*Given exercise*
Transcribe the listing word for word.

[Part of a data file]
..........

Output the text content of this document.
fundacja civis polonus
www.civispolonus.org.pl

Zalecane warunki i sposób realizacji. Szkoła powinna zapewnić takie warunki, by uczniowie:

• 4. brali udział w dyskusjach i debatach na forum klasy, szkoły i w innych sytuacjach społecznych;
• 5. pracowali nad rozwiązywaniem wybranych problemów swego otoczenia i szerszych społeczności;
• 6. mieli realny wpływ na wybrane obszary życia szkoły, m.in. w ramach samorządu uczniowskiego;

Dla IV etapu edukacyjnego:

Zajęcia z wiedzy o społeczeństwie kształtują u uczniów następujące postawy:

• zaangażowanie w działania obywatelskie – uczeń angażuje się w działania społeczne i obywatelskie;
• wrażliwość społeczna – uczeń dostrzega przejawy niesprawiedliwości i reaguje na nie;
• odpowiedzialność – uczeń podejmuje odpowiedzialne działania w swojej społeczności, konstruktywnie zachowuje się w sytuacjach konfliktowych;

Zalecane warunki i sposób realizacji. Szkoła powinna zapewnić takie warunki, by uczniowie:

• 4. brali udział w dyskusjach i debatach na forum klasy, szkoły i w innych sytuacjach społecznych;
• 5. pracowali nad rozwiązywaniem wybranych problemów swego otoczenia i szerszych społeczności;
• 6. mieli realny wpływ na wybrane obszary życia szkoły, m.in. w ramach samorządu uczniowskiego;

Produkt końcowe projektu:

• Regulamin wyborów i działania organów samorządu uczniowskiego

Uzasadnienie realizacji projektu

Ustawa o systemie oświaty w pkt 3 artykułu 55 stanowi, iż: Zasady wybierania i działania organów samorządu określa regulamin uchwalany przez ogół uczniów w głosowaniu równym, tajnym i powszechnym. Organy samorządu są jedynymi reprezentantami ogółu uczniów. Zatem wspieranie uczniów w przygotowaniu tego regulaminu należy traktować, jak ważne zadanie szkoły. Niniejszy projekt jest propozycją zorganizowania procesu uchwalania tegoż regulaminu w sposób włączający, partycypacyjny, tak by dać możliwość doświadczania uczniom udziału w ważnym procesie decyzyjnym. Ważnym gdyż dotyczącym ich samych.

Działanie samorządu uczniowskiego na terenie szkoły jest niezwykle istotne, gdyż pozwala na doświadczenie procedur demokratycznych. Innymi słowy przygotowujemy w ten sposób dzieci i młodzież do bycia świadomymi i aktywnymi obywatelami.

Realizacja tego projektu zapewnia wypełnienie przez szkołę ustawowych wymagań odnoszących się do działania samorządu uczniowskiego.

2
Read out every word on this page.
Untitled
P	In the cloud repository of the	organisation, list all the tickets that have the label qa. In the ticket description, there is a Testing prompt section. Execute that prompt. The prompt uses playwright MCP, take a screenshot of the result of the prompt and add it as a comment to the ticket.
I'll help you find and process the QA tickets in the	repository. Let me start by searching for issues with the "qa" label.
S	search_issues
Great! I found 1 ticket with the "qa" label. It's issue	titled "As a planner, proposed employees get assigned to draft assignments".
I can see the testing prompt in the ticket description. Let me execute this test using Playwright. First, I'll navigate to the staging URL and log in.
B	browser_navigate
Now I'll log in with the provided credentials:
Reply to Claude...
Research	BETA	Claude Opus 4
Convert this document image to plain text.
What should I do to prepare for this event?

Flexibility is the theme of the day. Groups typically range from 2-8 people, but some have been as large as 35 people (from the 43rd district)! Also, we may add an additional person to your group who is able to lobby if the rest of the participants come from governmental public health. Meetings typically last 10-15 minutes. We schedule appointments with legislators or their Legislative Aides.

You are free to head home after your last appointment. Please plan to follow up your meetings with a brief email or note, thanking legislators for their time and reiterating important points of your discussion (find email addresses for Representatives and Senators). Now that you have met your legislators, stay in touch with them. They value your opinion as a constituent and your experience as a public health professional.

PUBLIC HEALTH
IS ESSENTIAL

..........

*Final answer*
Output the text content of this document.
fundacja civis polonus
www.civispolonus.org.pl

Zalecane warunki i sposób realizacji. Szkoła powinna zapewnić takie warunki, by uczniowie:

• 4. brali udział w dyskusjach i debatach na forum klasy, szkoły i w innych sytuacjach społecznych;
• 5. pracowali nad rozwiązywaniem wybranych problemów swego otoczenia i szerszych społeczności;
• 6. mieli realny wpływ na wybrane obszary życia szkoły, m.in. w ramach samorządu uczniowskiego;

Dla IV etapu edukacyjnego:

Zajęcia z wiedzy o społeczeństwie kształtują u uczniów następujące postawy:

• zaangażowanie w działania obywatelskie – uczeń angażuje się w działania społeczne i obywatelskie;
• wrażliwość społeczna – uczeń dostrzega przejawy niesprawiedliwości i reaguje na nie;
• odpowiedzialność – uczeń podejmuje odpowiedzialne działania w swojej społeczności, konstruktywnie zachowuje się w sytuacjach konfliktowych;

Zalecane warunki i sposób realizacji. Szkoła powinna zapewnić takie warunki, by uczniowie:

• 4. brali udział w dyskusjach i debatach na forum klasy, szkoły i w innych sytuacjach społecznych;
• 5. pracowali nad rozwiązywaniem wybranych problemów swego otoczenia i szerszych społeczności;
• 6. mieli realny wpływ na wybrane obszary życia szkoły, m.in. w ramach samorządu uczniowskiego;

Produkt końcowe projektu:

• Regulamin wyborów i działania organów samorządu uczniowskiego

Uzasadnienie realizacji projektu

Ustawa o systemie oświaty w pkt 3 artykułu 55 stanowi, iż: Zasady wybierania i działania organów samorządu określa regulamin uchwalany przez ogół uczniów w głosowaniu równym, tajnym i powszechnym. Organy samorządu są jedynymi reprezentantami ogółu uczniów. Zatem wspieranie uczniów w przygotowaniu tego regulaminu należy traktować, jak ważne zadanie szkoły. Niniejszy projekt jest propozycją zorganizowania procesu uchwalania tegoż regulaminu w sposób włączający, partycypacyjny, tak by dać możliwość doświadczania uczniom udziału w ważnym procesie decyzyjnym. Ważnym gdyż dotyczącym ich samych.

Działanie samorządu uczniowskiego na terenie szkoły jest niezwykle istotne, gdyż pozwala na doświadczenie procedur demokratycznych. Innymi słowy przygotowujemy w ten sposób dzieci i młodzież do bycia świadomymi i aktywnymi obywatelami.

Realizacja tego projektu zapewnia wypełnienie przez szkołę ustawowych wymagań odnoszących się do działania samorządu uczniowskiego.

2
Read out every word on this page.
Untitled
P	In the cloud repository of the	organisation, list all the tickets that have the label qa. In the ticket description, there is a Testing prompt section. Execute that prompt. The prompt uses playwright MCP, take a screenshot of the result of the prompt and add it as a comment to the ticket.
I'll help you find and process the QA tickets in the	repository. Let me start by searching for issues with the "qa" label.
S	search_issues
Great! I found 1 ticket with the "qa" label. It's issue	titled "As a planner, proposed employees get assigned to draft assignments".
I can see the testing prompt in the ticket description. Let me execute this test using Playwright. First, I'll navigate to the staging URL and log in.
B	browser_navigate
Now I'll log in with the provided credentials:
Reply to Claude...
Research	BETA	Claude Opus 4
Convert this document image to plain text.
What should I do to prepare for this event?

Flexibility is the theme of the day. Groups typically range from 2-8 people, but some have been as large as 35 people (from the 43rd district)! Also, we may add an additional person to your group who is able to lobby if the rest of the participants come from governmental public health. Meetings typically last 10-15 minutes. We schedule appointments with legislators or their Legislative Aides.

You are free to head home after your last appointment. Please plan to follow up your meetings with a brief email or note, thanking legislators for their time and reiterating important points of your discussion (find email addresses for Representatives and Senators). Now that you have met your legislators, stay in touch with them. They value your opinion as a constituent and your experience as a public health professional.

PUBLIC HEALTH
IS ESSENTIAL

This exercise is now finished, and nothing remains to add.